• [Objective]: Locate the lines that hold the string "Auto". Copy every such line.

• [Extracted data]:
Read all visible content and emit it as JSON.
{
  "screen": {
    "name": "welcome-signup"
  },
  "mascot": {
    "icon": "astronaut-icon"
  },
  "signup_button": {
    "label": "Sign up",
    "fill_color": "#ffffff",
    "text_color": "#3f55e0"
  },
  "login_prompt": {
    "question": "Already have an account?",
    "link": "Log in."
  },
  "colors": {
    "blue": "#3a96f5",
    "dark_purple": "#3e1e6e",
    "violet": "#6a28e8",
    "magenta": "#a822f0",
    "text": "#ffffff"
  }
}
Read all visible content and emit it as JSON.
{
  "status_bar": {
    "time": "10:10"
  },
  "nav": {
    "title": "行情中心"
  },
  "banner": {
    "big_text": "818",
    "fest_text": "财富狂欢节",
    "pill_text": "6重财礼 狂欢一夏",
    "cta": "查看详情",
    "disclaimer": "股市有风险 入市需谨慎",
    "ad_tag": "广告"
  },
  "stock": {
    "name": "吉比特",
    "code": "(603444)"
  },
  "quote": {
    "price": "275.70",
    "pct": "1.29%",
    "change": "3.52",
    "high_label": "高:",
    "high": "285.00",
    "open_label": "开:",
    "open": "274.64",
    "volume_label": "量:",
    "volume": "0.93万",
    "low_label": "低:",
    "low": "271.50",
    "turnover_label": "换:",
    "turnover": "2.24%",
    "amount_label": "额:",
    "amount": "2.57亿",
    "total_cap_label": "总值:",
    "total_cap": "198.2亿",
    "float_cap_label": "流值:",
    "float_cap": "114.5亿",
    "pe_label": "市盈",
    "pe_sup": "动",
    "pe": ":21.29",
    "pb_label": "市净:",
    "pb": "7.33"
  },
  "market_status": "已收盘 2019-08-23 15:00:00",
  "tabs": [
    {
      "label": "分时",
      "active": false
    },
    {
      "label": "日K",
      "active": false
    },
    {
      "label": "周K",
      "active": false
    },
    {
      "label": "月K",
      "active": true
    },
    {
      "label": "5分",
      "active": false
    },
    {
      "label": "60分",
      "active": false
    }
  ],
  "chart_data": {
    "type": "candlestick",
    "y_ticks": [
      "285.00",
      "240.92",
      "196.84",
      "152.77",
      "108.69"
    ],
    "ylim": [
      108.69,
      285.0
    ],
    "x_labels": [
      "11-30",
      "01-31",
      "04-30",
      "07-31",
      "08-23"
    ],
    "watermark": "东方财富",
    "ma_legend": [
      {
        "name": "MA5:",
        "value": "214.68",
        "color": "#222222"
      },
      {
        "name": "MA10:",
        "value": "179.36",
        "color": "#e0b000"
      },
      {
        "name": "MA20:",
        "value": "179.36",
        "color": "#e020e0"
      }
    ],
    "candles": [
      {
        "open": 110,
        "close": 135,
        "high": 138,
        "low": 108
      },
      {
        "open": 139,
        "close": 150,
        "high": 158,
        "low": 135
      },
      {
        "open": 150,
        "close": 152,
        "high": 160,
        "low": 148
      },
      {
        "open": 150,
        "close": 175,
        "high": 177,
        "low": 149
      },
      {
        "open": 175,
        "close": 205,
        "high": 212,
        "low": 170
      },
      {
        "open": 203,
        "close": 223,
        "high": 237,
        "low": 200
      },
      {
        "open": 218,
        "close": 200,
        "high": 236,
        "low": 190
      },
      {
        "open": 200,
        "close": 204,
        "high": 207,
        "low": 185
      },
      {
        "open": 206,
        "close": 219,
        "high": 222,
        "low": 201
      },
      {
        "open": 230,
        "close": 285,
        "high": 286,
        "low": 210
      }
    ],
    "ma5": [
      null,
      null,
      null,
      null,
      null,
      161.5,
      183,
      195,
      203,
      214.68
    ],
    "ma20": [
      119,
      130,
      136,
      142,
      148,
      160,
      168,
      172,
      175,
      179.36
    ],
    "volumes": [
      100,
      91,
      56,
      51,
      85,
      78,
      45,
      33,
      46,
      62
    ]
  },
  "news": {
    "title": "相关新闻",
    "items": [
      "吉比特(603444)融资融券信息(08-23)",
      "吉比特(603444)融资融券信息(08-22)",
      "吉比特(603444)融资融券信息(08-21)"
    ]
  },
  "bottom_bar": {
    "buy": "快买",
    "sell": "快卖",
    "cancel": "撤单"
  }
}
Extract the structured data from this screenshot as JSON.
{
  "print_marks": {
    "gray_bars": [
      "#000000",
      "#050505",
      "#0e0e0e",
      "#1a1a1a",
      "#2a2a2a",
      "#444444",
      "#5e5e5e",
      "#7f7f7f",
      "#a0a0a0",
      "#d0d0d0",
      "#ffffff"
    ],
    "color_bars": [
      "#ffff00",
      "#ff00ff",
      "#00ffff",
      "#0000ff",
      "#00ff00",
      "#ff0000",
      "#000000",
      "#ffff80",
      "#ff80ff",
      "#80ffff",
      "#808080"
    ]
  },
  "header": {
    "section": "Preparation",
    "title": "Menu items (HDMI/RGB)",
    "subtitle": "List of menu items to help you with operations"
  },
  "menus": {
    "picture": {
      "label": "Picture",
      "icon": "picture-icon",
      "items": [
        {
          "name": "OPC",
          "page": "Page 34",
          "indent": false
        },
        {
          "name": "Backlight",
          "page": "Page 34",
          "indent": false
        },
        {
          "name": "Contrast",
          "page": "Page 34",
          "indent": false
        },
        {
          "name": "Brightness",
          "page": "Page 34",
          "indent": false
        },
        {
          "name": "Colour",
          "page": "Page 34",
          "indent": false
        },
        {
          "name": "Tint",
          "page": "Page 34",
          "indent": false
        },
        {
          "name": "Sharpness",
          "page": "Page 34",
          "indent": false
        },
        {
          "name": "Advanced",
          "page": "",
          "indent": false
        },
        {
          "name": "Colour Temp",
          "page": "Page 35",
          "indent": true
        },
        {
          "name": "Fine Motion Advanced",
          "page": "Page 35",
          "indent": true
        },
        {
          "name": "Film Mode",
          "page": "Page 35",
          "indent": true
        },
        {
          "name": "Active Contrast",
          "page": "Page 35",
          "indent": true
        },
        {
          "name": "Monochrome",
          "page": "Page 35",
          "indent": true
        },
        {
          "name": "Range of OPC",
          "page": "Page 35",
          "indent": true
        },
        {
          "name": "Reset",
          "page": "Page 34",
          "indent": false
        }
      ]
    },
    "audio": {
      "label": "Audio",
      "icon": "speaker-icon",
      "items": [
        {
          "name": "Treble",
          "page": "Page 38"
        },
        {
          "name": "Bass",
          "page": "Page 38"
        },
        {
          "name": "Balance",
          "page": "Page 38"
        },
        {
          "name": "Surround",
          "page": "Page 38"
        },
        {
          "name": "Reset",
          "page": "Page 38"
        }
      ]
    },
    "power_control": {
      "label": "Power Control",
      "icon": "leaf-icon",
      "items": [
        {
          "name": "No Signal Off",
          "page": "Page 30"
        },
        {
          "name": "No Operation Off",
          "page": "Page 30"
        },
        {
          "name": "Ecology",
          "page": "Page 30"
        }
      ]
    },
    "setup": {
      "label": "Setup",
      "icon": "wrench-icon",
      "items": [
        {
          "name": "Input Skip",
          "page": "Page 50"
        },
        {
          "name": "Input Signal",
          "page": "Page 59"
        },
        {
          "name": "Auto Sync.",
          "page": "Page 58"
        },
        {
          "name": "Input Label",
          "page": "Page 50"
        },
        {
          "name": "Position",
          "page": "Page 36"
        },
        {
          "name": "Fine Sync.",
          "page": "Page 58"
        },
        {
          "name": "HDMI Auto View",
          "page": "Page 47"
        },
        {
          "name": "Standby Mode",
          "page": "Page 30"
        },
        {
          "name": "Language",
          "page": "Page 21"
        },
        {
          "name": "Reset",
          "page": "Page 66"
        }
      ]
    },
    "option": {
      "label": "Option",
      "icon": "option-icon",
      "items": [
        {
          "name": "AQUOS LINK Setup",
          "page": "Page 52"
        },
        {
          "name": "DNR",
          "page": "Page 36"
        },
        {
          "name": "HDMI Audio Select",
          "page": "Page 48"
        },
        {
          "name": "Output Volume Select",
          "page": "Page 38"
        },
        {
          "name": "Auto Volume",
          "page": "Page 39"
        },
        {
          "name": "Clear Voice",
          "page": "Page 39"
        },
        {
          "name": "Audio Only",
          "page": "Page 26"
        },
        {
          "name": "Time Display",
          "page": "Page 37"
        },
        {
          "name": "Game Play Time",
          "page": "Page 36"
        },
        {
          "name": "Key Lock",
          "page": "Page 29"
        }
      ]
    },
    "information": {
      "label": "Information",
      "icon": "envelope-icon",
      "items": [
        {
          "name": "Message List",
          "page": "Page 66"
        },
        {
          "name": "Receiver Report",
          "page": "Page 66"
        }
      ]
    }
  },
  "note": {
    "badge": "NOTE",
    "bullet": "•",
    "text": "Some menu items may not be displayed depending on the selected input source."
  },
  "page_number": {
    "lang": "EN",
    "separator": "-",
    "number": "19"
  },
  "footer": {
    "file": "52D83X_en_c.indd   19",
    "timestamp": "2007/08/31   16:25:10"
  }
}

• [Complete response]:
          "name": "Auto Sync.",
          "name": "HDMI Auto View",
          "name": "Auto Volume",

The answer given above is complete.